Aim
Scan the listing below. Report each line that includes "nPET".

Listed records
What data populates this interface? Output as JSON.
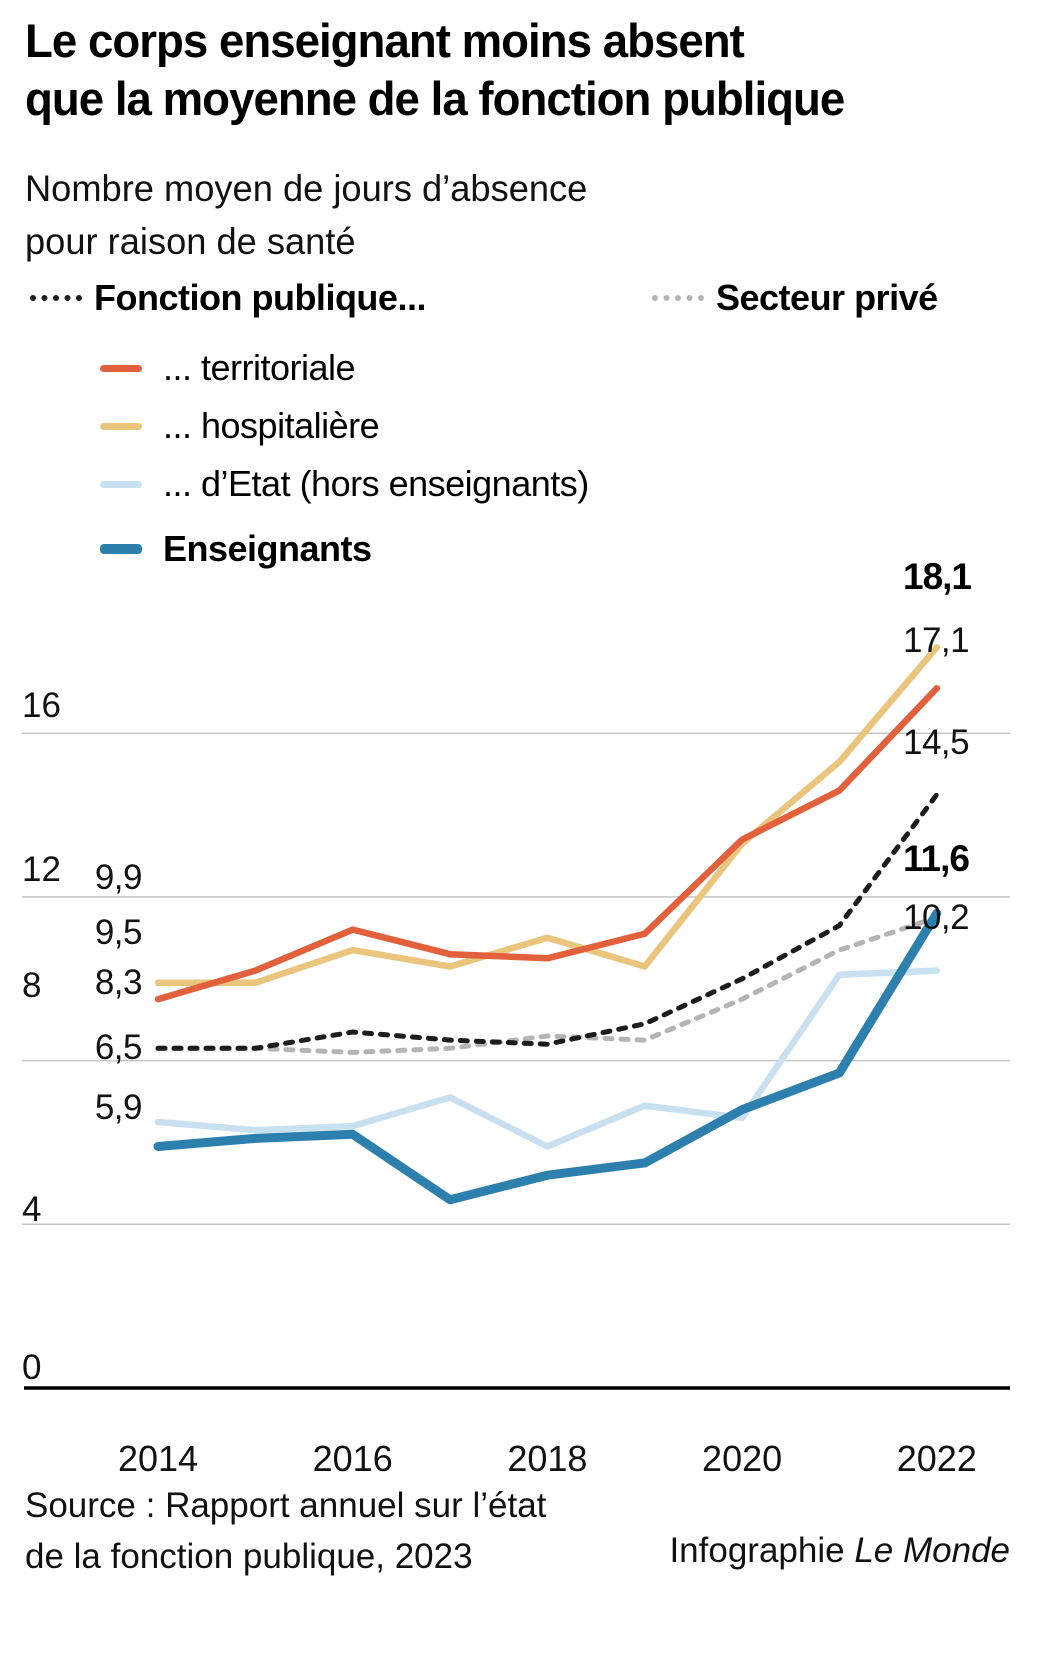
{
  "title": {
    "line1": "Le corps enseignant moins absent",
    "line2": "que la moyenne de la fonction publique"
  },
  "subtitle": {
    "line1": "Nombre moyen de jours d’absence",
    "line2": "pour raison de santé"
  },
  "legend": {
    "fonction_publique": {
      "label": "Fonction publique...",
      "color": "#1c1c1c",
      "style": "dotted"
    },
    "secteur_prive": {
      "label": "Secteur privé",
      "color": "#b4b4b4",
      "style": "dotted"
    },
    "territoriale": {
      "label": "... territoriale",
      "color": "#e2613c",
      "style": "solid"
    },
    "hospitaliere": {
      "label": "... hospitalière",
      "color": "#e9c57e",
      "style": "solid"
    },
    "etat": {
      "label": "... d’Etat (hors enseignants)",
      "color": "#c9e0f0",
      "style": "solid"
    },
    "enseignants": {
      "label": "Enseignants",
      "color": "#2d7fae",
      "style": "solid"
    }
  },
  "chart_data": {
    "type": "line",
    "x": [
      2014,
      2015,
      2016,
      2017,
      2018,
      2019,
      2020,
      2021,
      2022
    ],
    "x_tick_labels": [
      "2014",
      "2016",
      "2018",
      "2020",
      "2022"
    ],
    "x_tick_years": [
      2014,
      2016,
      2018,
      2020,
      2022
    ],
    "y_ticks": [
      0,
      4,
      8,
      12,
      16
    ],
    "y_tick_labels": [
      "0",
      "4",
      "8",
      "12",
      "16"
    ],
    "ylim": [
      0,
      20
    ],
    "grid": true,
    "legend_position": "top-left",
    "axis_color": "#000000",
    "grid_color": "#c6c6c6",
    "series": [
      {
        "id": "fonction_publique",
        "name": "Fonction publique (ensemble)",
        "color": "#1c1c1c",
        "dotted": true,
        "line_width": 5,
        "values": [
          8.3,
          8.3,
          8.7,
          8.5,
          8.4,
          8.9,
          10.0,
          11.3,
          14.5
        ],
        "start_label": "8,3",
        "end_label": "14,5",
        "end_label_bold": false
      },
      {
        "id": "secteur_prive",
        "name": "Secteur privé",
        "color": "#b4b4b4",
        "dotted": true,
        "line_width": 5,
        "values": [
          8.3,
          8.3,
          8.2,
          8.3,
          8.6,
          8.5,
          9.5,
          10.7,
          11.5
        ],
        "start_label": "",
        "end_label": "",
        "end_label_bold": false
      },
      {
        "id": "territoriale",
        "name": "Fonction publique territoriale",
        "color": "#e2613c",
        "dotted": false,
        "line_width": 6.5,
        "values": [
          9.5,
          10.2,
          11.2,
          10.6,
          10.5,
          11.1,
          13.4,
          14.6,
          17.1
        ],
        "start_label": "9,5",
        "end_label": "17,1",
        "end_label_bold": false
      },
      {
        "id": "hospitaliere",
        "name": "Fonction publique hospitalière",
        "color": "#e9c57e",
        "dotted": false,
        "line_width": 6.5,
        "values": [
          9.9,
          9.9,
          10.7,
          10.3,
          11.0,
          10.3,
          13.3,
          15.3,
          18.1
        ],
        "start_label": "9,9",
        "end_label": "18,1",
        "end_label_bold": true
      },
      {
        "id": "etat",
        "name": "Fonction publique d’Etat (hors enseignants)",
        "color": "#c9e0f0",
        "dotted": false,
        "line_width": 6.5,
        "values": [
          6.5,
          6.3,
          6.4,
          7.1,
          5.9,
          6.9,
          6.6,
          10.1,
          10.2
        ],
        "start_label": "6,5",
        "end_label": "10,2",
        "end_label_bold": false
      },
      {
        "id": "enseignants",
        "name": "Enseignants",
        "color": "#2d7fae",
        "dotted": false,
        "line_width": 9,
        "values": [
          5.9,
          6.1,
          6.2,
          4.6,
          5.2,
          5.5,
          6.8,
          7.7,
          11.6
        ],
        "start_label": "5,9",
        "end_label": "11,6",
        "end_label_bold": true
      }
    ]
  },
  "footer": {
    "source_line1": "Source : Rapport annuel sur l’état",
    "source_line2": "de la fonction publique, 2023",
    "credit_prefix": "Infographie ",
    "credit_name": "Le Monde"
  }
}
---
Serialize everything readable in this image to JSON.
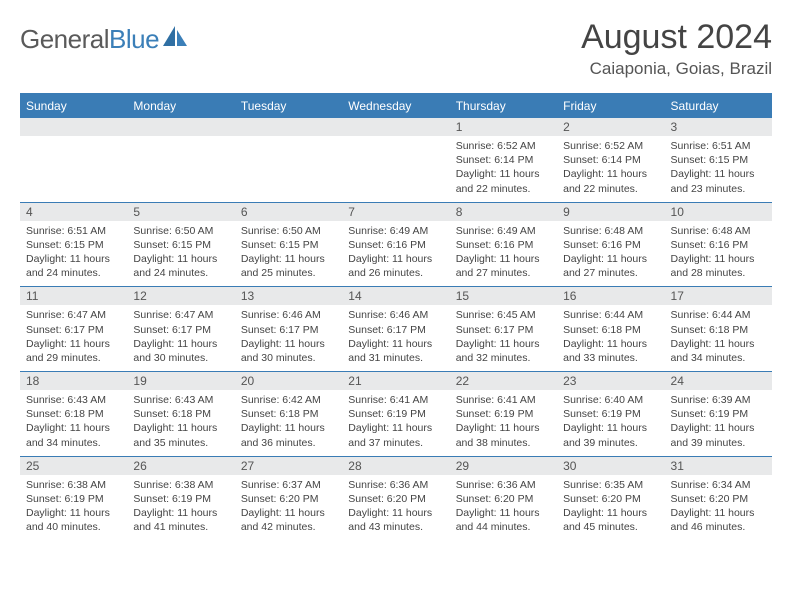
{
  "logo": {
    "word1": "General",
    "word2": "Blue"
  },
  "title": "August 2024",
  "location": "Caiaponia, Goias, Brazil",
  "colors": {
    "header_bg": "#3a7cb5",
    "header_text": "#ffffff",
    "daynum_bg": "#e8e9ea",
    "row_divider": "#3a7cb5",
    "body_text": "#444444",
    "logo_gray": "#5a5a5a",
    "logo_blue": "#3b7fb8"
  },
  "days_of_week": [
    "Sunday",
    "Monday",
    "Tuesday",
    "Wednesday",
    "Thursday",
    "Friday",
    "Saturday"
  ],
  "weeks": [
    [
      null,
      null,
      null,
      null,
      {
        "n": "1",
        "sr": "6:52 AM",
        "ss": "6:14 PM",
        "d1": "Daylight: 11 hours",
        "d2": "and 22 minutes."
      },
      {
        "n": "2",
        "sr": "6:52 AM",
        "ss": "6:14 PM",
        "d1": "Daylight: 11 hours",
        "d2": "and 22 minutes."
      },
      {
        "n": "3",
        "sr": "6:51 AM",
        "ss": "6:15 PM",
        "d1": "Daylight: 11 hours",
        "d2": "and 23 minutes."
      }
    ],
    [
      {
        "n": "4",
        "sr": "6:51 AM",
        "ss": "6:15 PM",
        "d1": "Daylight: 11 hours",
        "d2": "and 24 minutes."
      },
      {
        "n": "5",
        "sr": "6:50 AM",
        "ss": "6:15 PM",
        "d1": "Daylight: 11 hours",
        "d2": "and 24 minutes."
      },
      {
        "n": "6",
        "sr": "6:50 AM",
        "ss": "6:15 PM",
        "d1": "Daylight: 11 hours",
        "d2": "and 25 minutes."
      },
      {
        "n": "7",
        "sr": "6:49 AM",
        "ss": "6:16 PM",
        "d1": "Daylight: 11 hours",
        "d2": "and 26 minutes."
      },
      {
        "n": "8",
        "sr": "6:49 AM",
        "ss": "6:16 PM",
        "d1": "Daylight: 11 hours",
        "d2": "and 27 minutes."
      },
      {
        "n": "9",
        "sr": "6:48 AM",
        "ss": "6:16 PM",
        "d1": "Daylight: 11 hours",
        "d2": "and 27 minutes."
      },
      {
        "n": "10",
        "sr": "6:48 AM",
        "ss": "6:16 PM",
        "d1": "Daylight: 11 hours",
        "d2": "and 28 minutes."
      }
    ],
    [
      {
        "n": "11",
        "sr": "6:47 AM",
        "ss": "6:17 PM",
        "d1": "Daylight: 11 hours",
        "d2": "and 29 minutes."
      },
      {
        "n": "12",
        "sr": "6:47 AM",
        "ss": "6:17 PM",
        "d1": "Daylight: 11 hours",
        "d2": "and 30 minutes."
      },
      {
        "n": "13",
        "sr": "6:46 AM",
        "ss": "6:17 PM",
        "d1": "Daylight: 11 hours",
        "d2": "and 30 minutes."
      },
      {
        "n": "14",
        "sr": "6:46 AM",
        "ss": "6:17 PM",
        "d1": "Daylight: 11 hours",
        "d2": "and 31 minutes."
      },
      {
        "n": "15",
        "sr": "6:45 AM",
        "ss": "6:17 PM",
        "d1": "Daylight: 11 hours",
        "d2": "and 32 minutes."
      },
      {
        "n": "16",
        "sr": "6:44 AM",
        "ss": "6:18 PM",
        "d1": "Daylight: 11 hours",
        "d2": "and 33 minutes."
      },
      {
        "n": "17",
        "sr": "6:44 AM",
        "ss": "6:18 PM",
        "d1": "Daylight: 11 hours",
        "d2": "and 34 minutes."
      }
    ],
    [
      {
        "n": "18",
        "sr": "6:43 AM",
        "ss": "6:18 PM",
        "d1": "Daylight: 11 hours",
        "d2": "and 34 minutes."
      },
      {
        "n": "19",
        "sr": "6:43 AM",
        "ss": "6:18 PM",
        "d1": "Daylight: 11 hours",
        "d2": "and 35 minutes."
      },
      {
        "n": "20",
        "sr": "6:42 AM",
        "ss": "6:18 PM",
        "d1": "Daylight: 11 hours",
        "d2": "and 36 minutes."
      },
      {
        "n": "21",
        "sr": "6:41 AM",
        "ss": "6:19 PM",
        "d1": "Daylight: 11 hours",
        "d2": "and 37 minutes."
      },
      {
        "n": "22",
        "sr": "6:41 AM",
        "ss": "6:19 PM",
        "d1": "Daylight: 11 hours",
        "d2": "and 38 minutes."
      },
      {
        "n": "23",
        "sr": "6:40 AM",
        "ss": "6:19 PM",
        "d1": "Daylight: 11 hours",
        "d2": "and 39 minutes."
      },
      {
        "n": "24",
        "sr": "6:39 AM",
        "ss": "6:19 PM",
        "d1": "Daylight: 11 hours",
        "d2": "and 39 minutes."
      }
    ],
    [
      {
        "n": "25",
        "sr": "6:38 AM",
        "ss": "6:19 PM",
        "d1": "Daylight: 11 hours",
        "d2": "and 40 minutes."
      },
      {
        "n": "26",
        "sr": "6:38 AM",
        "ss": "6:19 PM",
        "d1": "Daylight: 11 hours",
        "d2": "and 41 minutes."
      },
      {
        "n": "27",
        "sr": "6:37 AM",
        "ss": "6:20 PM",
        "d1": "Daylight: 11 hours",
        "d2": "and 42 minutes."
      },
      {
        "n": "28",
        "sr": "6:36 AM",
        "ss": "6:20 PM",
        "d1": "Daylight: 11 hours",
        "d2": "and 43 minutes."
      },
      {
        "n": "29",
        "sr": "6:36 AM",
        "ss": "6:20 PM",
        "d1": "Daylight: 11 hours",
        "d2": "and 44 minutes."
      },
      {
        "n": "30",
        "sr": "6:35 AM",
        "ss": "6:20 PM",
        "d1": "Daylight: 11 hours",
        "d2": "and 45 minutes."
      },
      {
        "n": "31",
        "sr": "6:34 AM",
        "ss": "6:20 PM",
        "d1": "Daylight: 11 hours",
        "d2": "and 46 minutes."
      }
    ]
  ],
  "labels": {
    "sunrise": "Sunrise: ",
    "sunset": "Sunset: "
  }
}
* * *
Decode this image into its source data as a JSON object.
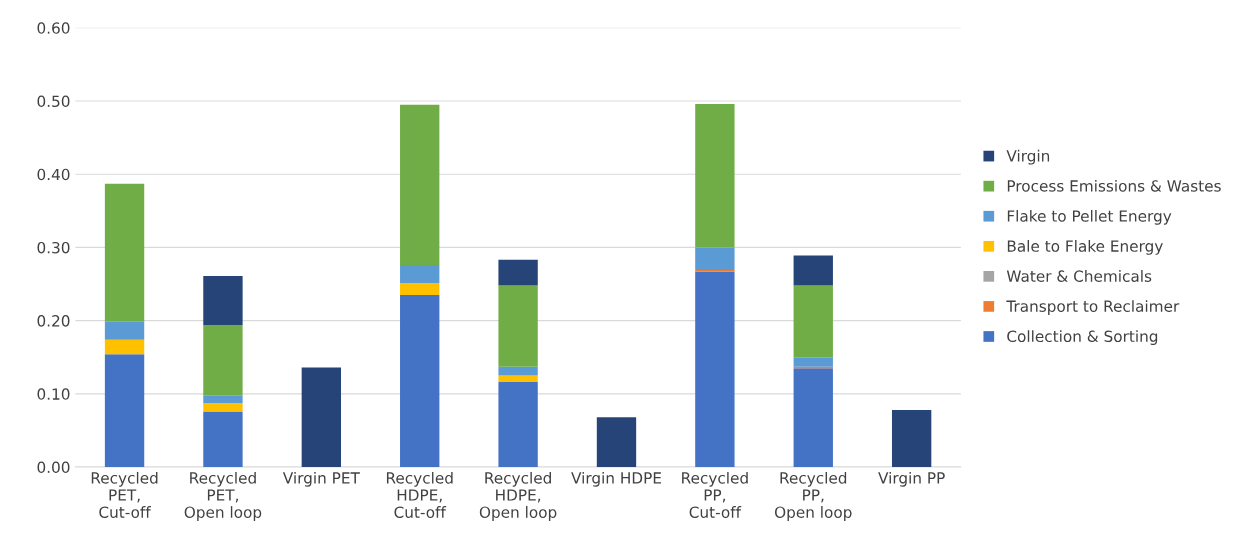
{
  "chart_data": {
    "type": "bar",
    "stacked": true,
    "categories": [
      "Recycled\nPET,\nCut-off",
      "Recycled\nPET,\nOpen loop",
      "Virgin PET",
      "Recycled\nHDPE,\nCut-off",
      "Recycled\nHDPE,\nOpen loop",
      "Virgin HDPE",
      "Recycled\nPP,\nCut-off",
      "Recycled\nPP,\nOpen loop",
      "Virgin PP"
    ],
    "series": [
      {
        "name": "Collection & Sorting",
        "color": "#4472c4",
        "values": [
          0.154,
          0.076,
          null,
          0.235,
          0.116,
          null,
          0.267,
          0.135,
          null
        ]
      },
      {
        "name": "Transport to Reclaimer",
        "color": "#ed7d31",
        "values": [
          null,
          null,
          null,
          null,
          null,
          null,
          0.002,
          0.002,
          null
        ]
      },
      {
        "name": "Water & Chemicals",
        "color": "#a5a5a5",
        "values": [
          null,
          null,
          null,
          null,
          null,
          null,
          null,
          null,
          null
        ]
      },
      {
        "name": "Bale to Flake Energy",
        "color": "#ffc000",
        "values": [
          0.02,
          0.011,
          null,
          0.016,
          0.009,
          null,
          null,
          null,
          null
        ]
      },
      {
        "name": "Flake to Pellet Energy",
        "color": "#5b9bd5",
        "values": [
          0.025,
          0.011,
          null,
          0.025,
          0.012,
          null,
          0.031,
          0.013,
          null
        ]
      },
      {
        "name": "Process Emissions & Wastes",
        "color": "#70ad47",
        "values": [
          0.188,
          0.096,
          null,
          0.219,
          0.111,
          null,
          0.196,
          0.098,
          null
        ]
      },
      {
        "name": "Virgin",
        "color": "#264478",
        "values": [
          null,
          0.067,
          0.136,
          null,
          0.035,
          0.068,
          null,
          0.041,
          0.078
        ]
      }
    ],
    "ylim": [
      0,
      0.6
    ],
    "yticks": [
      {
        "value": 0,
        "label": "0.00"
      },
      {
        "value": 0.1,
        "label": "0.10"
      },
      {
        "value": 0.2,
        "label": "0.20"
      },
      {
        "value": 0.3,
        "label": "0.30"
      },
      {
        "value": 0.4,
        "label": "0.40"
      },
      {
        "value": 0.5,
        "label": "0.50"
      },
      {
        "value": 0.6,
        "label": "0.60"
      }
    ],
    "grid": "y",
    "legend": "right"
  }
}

Answer
      "Recycled\nPET,\nCut-off",
      "Recycled\nPET,\nOpen loop",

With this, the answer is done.